### Exercise instructions
Reproduce the lines below from the one that contains "What data populates" through the end, inclusive, and add nothing.
──────────
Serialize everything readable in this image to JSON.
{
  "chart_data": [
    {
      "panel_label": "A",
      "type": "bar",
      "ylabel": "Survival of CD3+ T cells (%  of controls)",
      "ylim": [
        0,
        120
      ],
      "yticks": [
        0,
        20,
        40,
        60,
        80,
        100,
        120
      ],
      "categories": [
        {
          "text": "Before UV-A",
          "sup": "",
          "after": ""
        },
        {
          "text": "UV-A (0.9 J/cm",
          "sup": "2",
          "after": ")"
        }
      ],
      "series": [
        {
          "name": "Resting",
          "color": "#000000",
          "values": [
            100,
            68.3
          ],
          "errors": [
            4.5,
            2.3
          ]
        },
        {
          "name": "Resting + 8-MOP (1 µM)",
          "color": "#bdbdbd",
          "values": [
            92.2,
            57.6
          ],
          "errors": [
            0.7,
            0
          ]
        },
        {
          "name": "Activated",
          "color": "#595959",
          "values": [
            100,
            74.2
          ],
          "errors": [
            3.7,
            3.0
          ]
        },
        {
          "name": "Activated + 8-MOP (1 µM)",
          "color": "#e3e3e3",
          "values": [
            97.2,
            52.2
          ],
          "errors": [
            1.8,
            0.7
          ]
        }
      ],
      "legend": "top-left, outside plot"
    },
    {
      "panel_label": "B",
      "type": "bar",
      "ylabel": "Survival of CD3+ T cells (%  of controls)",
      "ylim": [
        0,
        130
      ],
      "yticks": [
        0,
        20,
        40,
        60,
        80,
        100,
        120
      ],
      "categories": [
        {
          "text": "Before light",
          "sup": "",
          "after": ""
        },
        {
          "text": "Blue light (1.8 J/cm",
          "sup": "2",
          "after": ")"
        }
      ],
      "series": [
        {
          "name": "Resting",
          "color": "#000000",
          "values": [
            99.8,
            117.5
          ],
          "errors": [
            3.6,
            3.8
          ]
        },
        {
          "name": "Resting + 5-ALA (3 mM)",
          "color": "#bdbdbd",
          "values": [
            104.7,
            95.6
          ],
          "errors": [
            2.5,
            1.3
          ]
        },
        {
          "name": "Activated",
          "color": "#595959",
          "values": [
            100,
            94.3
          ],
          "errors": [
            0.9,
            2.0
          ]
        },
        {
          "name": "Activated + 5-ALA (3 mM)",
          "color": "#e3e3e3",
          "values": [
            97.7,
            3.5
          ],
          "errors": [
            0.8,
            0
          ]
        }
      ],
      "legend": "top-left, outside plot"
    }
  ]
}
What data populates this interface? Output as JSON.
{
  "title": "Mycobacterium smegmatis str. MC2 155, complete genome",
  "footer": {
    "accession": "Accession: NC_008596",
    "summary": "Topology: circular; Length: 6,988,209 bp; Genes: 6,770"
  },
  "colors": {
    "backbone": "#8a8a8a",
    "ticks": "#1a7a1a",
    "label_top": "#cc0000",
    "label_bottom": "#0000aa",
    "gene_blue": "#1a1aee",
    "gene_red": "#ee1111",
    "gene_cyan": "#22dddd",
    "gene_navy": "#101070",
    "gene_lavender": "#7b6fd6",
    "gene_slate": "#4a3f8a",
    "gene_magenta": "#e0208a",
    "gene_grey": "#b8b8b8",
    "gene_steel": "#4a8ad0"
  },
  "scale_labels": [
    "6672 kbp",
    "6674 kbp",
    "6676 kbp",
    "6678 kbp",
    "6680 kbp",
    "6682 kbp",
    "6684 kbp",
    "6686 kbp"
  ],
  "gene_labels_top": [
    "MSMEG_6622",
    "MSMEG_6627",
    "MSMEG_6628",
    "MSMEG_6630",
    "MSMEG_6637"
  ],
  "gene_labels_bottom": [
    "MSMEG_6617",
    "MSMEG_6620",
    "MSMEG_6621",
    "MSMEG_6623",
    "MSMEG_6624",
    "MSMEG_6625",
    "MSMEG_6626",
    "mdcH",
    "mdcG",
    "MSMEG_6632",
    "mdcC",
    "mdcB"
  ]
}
──────────
### Task output
What data populates this interface? Output as JSON.
{
  "title": "Mycobacterium smegmatis str. MC2 155, complete genome",
  "footer": {
    "accession": "Accession: NC_008596",
    "summary": "Topology: circular; Length: 6,988,209 bp; Genes: 6,770"
  },
  "colors": {
    "backbone": "#8a8a8a",
    "ticks": "#1a7a1a",
    "label_top": "#cc0000",
    "label_bottom": "#0000aa",
    "gene_blue": "#1a1aee",
    "gene_red": "#ee1111",
    "gene_cyan": "#22dddd",
    "gene_navy": "#101070",
    "gene_lavender": "#7b6fd6",
    "gene_slate": "#4a3f8a",
    "gene_magenta": "#e0208a",
    "gene_grey": "#b8b8b8",
    "gene_steel": "#4a8ad0"
  },
  "scale_labels": [
    "6672 kbp",
    "6674 kbp",
    "6676 kbp",
    "6678 kbp",
    "6680 kbp",
    "6682 kbp",
    "6684 kbp",
    "6686 kbp"
  ],
  "gene_labels_top": [
    "MSMEG_6622",
    "MSMEG_6627",
    "MSMEG_6628",
    "MSMEG_6630",
    "MSMEG_6637"
  ],
  "gene_labels_bottom": [
    "MSMEG_6617",
    "MSMEG_6620",
    "MSMEG_6621",
    "MSMEG_6623",
    "MSMEG_6624",
    "MSMEG_6625",
    "MSMEG_6626",
    "mdcH",
    "mdcG",
    "MSMEG_6632",
    "mdcC",
    "mdcB"
  ]
}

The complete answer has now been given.